━━ Record excerpts ━━

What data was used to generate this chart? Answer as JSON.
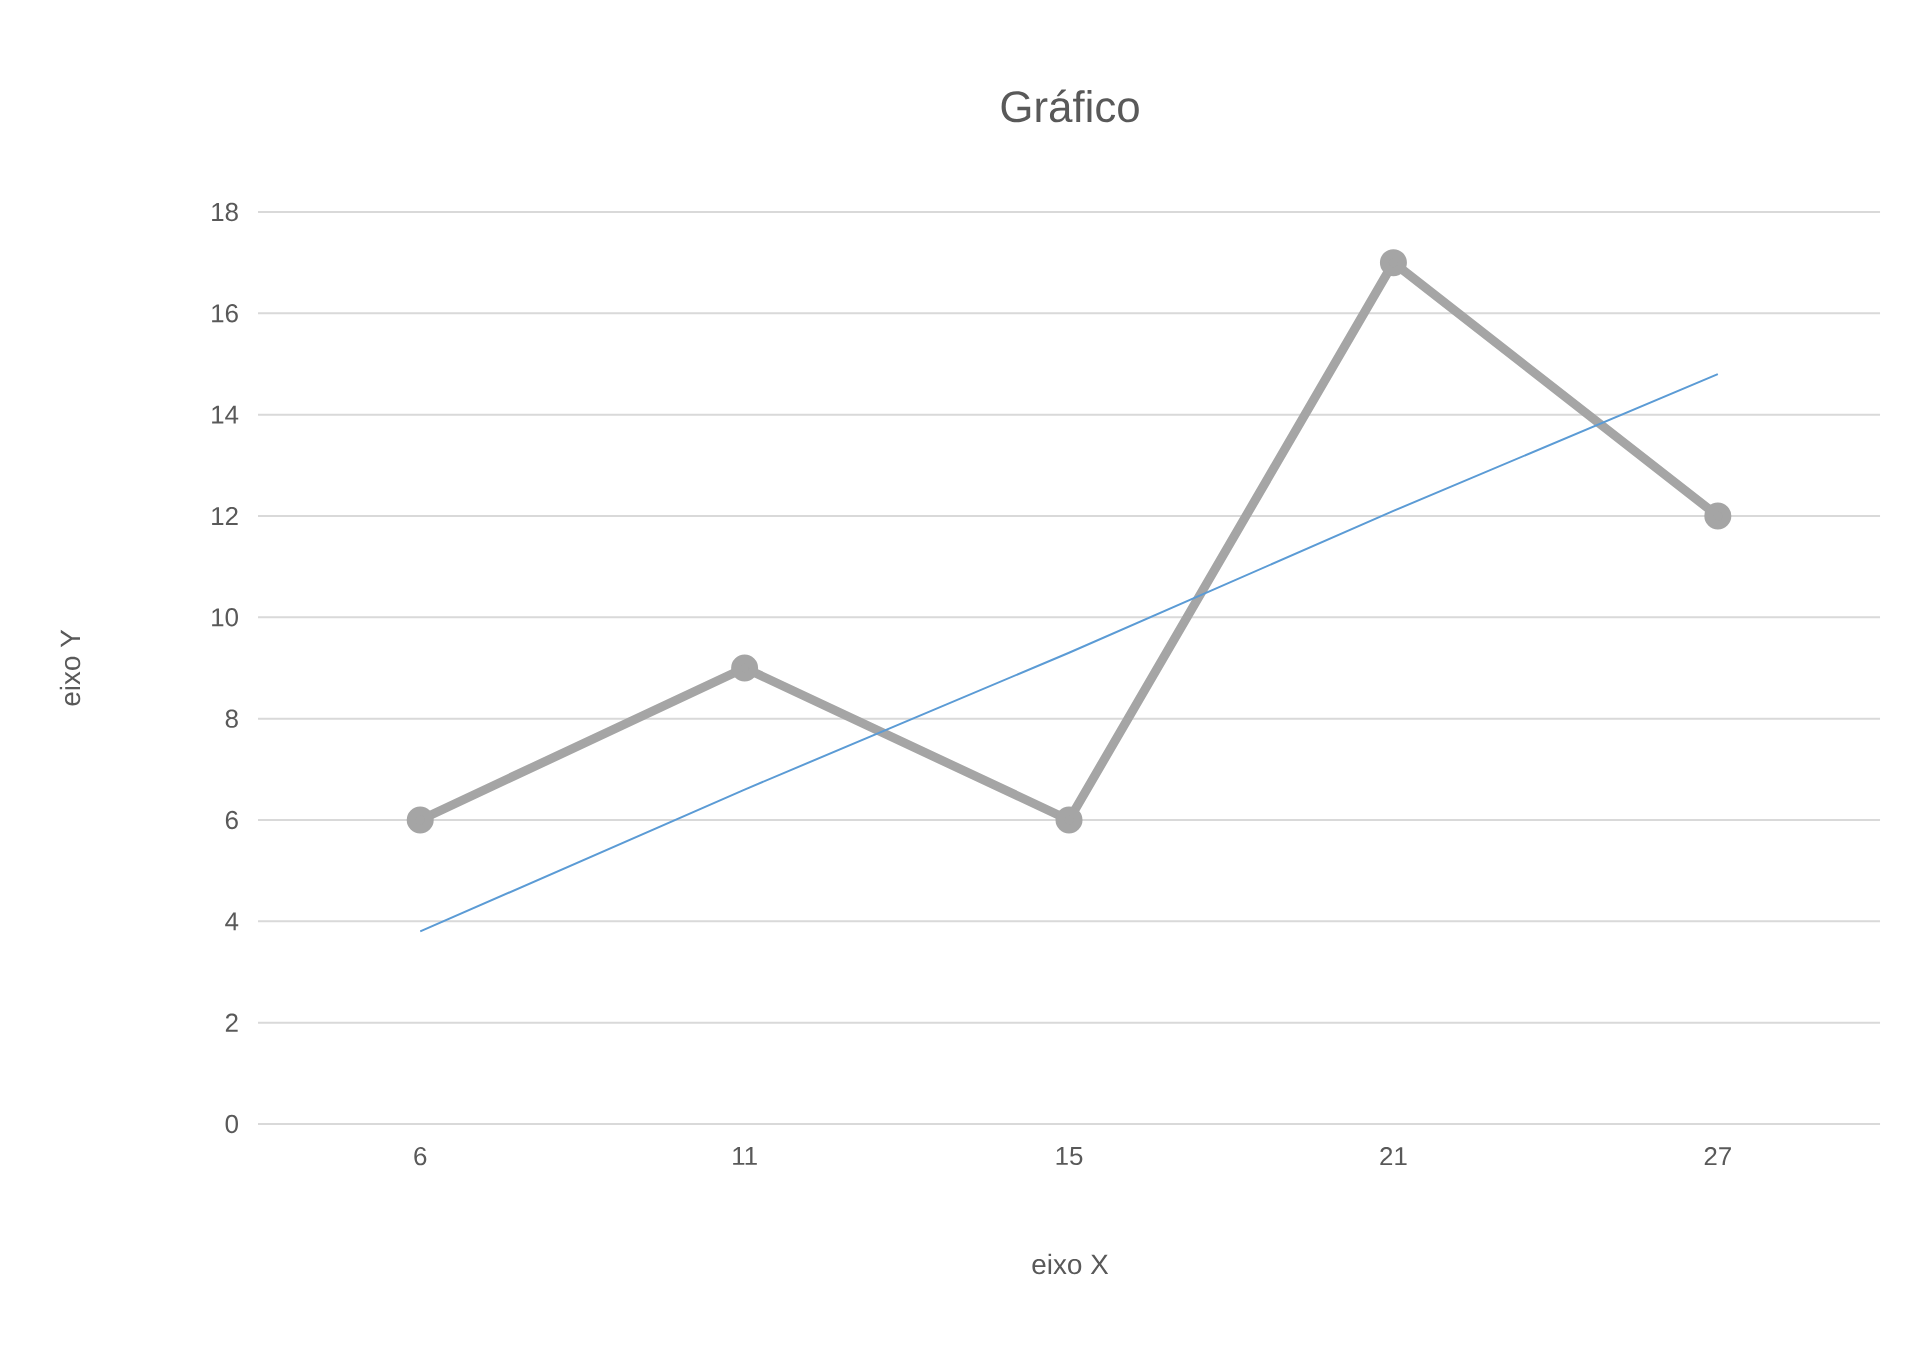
{
  "chart_data": {
    "type": "line",
    "title": "Gráfico",
    "xlabel": "eixo X",
    "ylabel": "eixo Y",
    "categories": [
      "6",
      "11",
      "15",
      "21",
      "27"
    ],
    "series": [
      {
        "color": "#a5a5a5",
        "values": [
          6,
          9,
          6,
          17,
          12
        ],
        "marker": "circle"
      },
      {
        "type": "line",
        "color": "#5b9bd5",
        "values": [
          3.8,
          6.6,
          9.3,
          12.1,
          14.8
        ],
        "marker": "none",
        "line_style": "solid"
      }
    ],
    "ylim": [
      0,
      18
    ],
    "yticks": [
      0,
      2,
      4,
      6,
      8,
      10,
      12,
      14,
      16,
      18
    ],
    "grid": "y"
  }
}
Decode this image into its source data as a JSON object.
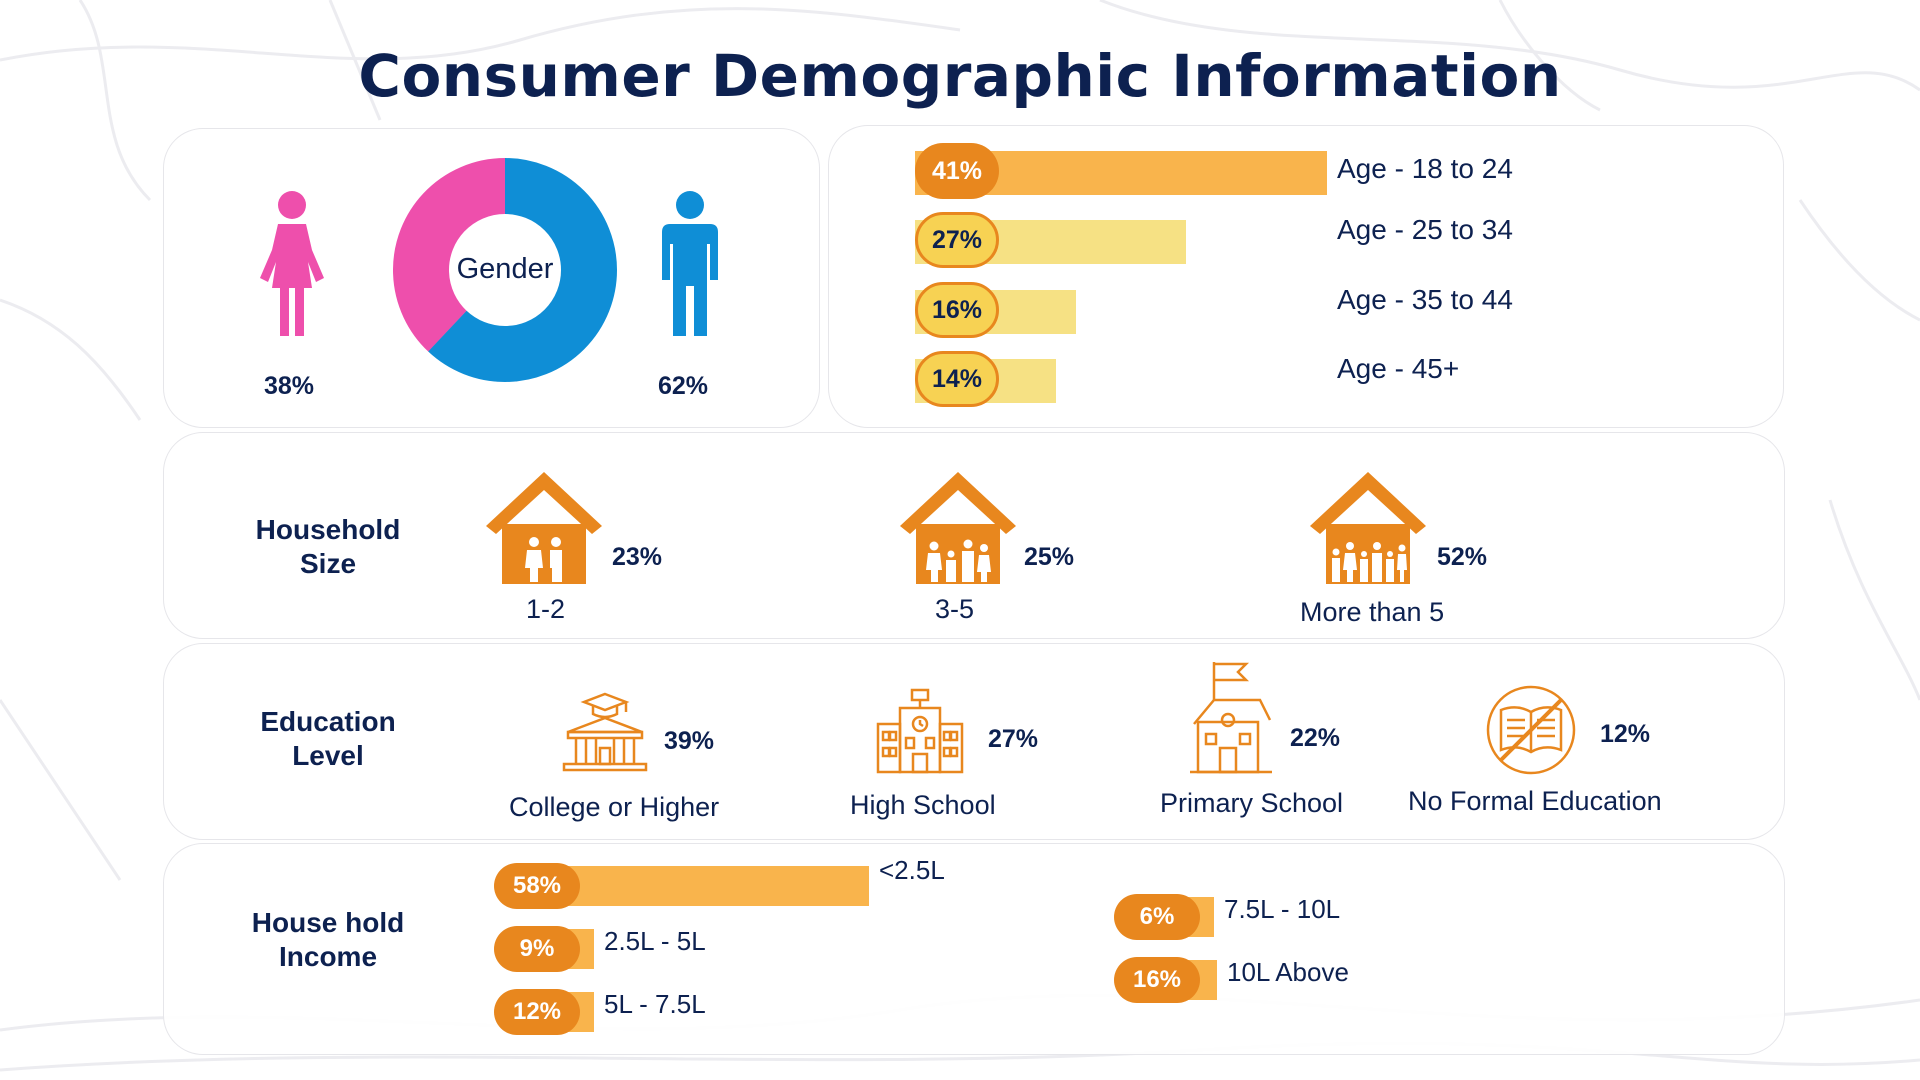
{
  "title": "Consumer Demographic Information",
  "colors": {
    "navy": "#0d2150",
    "female": "#ee4fac",
    "male": "#0f8ed6",
    "orange": "#e8871e",
    "light_orange": "#f9b44c",
    "pale_yellow": "#f6e184",
    "badge_yellow": "#f7d253"
  },
  "gender": {
    "center_label": "Gender",
    "female_pct": "38%",
    "male_pct": "62%",
    "female_icon": "woman-icon",
    "male_icon": "man-icon"
  },
  "age": {
    "items": [
      {
        "pct": "41%",
        "label": "Age - 18 to 24",
        "value": 41
      },
      {
        "pct": "27%",
        "label": "Age - 25 to 34",
        "value": 27
      },
      {
        "pct": "16%",
        "label": "Age - 35 to 44",
        "value": 16
      },
      {
        "pct": "14%",
        "label": "Age - 45+",
        "value": 14
      }
    ]
  },
  "household": {
    "section_label_line1": "Household",
    "section_label_line2": "Size",
    "items": [
      {
        "label": "1-2",
        "pct": "23%",
        "icon": "house-two-people-icon"
      },
      {
        "label": "3-5",
        "pct": "25%",
        "icon": "house-family-icon"
      },
      {
        "label": "More than 5",
        "pct": "52%",
        "icon": "house-large-family-icon"
      }
    ]
  },
  "education": {
    "section_label_line1": "Education",
    "section_label_line2": "Level",
    "items": [
      {
        "label": "College or Higher",
        "pct": "39%",
        "icon": "college-icon"
      },
      {
        "label": "High School",
        "pct": "27%",
        "icon": "high-school-icon"
      },
      {
        "label": "Primary School",
        "pct": "22%",
        "icon": "primary-school-icon"
      },
      {
        "label": "No Formal Education",
        "pct": "12%",
        "icon": "no-book-icon"
      }
    ]
  },
  "income": {
    "section_label_line1": "House hold",
    "section_label_line2": "Income",
    "items": [
      {
        "pct": "58%",
        "label": "<2.5L",
        "value": 58
      },
      {
        "pct": "9%",
        "label": "2.5L - 5L",
        "value": 9
      },
      {
        "pct": "12%",
        "label": "5L - 7.5L",
        "value": 12
      },
      {
        "pct": "6%",
        "label": "7.5L - 10L",
        "value": 6
      },
      {
        "pct": "16%",
        "label": "10L Above",
        "value": 16
      }
    ]
  },
  "chart_data": [
    {
      "type": "pie",
      "title": "Gender",
      "categories": [
        "Female",
        "Male"
      ],
      "values": [
        38,
        62
      ]
    },
    {
      "type": "bar",
      "categories": [
        "Age - 18 to 24",
        "Age - 25 to 34",
        "Age - 35 to 44",
        "Age - 45+"
      ],
      "values": [
        41,
        27,
        16,
        14
      ]
    },
    {
      "type": "bar",
      "title": "Household Size",
      "categories": [
        "1-2",
        "3-5",
        "More than 5"
      ],
      "values": [
        23,
        25,
        52
      ]
    },
    {
      "type": "bar",
      "title": "Education Level",
      "categories": [
        "College or Higher",
        "High School",
        "Primary School",
        "No Formal Education"
      ],
      "values": [
        39,
        27,
        22,
        12
      ]
    },
    {
      "type": "bar",
      "title": "House hold Income",
      "categories": [
        "<2.5L",
        "2.5L - 5L",
        "5L - 7.5L",
        "7.5L - 10L",
        "10L Above"
      ],
      "values": [
        58,
        9,
        12,
        6,
        16
      ]
    }
  ]
}
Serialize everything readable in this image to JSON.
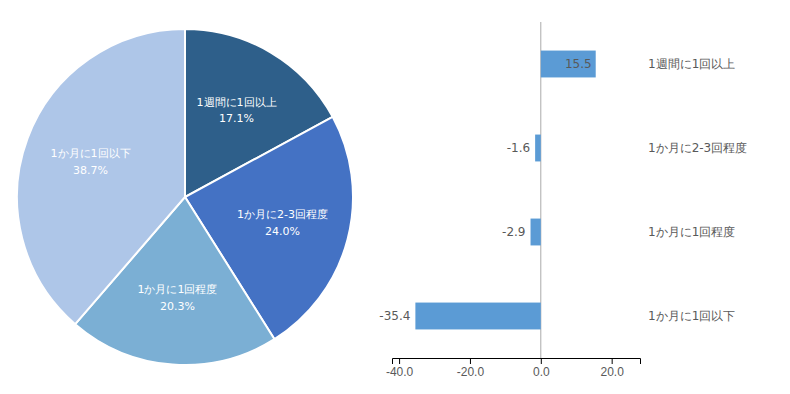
{
  "chart_data": [
    {
      "type": "pie",
      "categories": [
        "1週間に1回以上\n17.1%",
        "1か月に2-3回程度\n24.0%",
        "1か月に1回程度\n20.3%",
        "1か月に1回以下\n38.7%"
      ],
      "values": [
        17.1,
        24.0,
        20.3,
        38.7
      ],
      "colors": [
        "#2e5f8a",
        "#4472c4",
        "#7bafd4",
        "#aec6e8"
      ]
    },
    {
      "type": "bar",
      "orientation": "horizontal",
      "categories": [
        "1週間に1回以上",
        "1か月に2-3回程度",
        "1か月に1回程度",
        "1か月に1回以下"
      ],
      "values": [
        15.5,
        -1.6,
        -2.9,
        -35.4
      ],
      "color": "#5b9bd5",
      "xlim": [
        -42.0,
        28.0
      ],
      "xticks": [
        {
          "value": -40.0,
          "label": "-40.0"
        },
        {
          "value": -20.0,
          "label": "-20.0"
        },
        {
          "value": 0.0,
          "label": "0.0"
        },
        {
          "value": 20.0,
          "label": "20.0"
        }
      ],
      "data_labels": true,
      "grid": false
    }
  ]
}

━━━

Exercise instructions: Will you restate every entry word for word and omit the images?

Solved exercise:
What data was used to generate this chart? Answer as JSON.
{
  "chart_data": {
    "type": "line",
    "title": "Gráfico",
    "xlabel": "eixo X",
    "ylabel": "eixo Y",
    "categories": [
      "6",
      "11",
      "15",
      "21",
      "27"
    ],
    "series": [
      {
        "color": "#a5a5a5",
        "values": [
          6,
          9,
          6,
          17,
          12
        ],
        "marker": "circle"
      },
      {
        "type": "line",
        "color": "#5b9bd5",
        "values": [
          3.8,
          6.6,
          9.3,
          12.1,
          14.8
        ],
        "marker": "none",
        "line_style": "solid"
      }
    ],
    "ylim": [
      0,
      18
    ],
    "yticks": [
      0,
      2,
      4,
      6,
      8,
      10,
      12,
      14,
      16,
      18
    ],
    "grid": "y"
  }
}
Decode this image into its source data as a JSON object.
{
  "title": "Consumer Demographic Information",
  "colors": {
    "navy": "#0d2150",
    "female": "#ee4fac",
    "male": "#0f8ed6",
    "orange": "#e8871e",
    "light_orange": "#f9b44c",
    "pale_yellow": "#f6e184",
    "badge_yellow": "#f7d253"
  },
  "gender": {
    "center_label": "Gender",
    "female_pct": "38%",
    "male_pct": "62%",
    "female_icon": "woman-icon",
    "male_icon": "man-icon"
  },
  "age": {
    "items": [
      {
        "pct": "41%",
        "label": "Age - 18 to 24",
        "value": 41
      },
      {
        "pct": "27%",
        "label": "Age - 25 to 34",
        "value": 27
      },
      {
        "pct": "16%",
        "label": "Age - 35 to 44",
        "value": 16
      },
      {
        "pct": "14%",
        "label": "Age - 45+",
        "value": 14
      }
    ]
  },
  "household": {
    "section_label_line1": "Household",
    "section_label_line2": "Size",
    "items": [
      {
        "label": "1-2",
        "pct": "23%",
        "icon": "house-two-people-icon"
      },
      {
        "label": "3-5",
        "pct": "25%",
        "icon": "house-family-icon"
      },
      {
        "label": "More than 5",
        "pct": "52%",
        "icon": "house-large-family-icon"
      }
    ]
  },
  "education": {
    "section_label_line1": "Education",
    "section_label_line2": "Level",
    "items": [
      {
        "label": "College or Higher",
        "pct": "39%",
        "icon": "college-icon"
      },
      {
        "label": "High School",
        "pct": "27%",
        "icon": "high-school-icon"
      },
      {
        "label": "Primary School",
        "pct": "22%",
        "icon": "primary-school-icon"
      },
      {
        "label": "No Formal Education",
        "pct": "12%",
        "icon": "no-book-icon"
      }
    ]
  },
  "income": {
    "section_label_line1": "House hold",
    "section_label_line2": "Income",
    "items": [
      {
        "pct": "58%",
        "label": "<2.5L",
        "value": 58
      },
      {
        "pct": "9%",
        "label": "2.5L - 5L",
        "value": 9
      },
      {
        "pct": "12%",
        "label": "5L - 7.5L",
        "value": 12
      },
      {
        "pct": "6%",
        "label": "7.5L - 10L",
        "value": 6
      },
      {
        "pct": "16%",
        "label": "10L Above",
        "value": 16
      }
    ]
  },
  "chart_data": [
    {
      "type": "pie",
      "title": "Gender",
      "categories": [
        "Female",
        "Male"
      ],
      "values": [
        38,
        62
      ]
    },
    {
      "type": "bar",
      "categories": [
        "Age - 18 to 24",
        "Age - 25 to 34",
        "Age - 35 to 44",
        "Age - 45+"
      ],
      "values": [
        41,
        27,
        16,
        14
      ]
    },
    {
      "type": "bar",
      "title": "Household Size",
      "categories": [
        "1-2",
        "3-5",
        "More than 5"
      ],
      "values": [
        23,
        25,
        52
      ]
    },
    {
      "type": "bar",
      "title": "Education Level",
      "categories": [
        "College or Higher",
        "High School",
        "Primary School",
        "No Formal Education"
      ],
      "values": [
        39,
        27,
        22,
        12
      ]
    },
    {
      "type": "bar",
      "title": "House hold Income",
      "categories": [
        "<2.5L",
        "2.5L - 5L",
        "5L - 7.5L",
        "7.5L - 10L",
        "10L Above"
      ],
      "values": [
        58,
        9,
        12,
        6,
        16
      ]
    }
  ]
}
Serialize everything readable in this image to JSON.
{
  "chart_data": [
    {
      "type": "pie",
      "categories": [
        "1週間に1回以上\n17.1%",
        "1か月に2-3回程度\n24.0%",
        "1か月に1回程度\n20.3%",
        "1か月に1回以下\n38.7%"
      ],
      "values": [
        17.1,
        24.0,
        20.3,
        38.7
      ],
      "colors": [
        "#2e5f8a",
        "#4472c4",
        "#7bafd4",
        "#aec6e8"
      ]
    },
    {
      "type": "bar",
      "orientation": "horizontal",
      "categories": [
        "1週間に1回以上",
        "1か月に2-3回程度",
        "1か月に1回程度",
        "1か月に1回以下"
      ],
      "values": [
        15.5,
        -1.6,
        -2.9,
        -35.4
      ],
      "color": "#5b9bd5",
      "xlim": [
        -42.0,
        28.0
      ],
      "xticks": [
        {
          "value": -40.0,
          "label": "-40.0"
        },
        {
          "value": -20.0,
          "label": "-20.0"
        },
        {
          "value": 0.0,
          "label": "0.0"
        },
        {
          "value": 20.0,
          "label": "20.0"
        }
      ],
      "data_labels": true,
      "grid": false
    }
  ]
}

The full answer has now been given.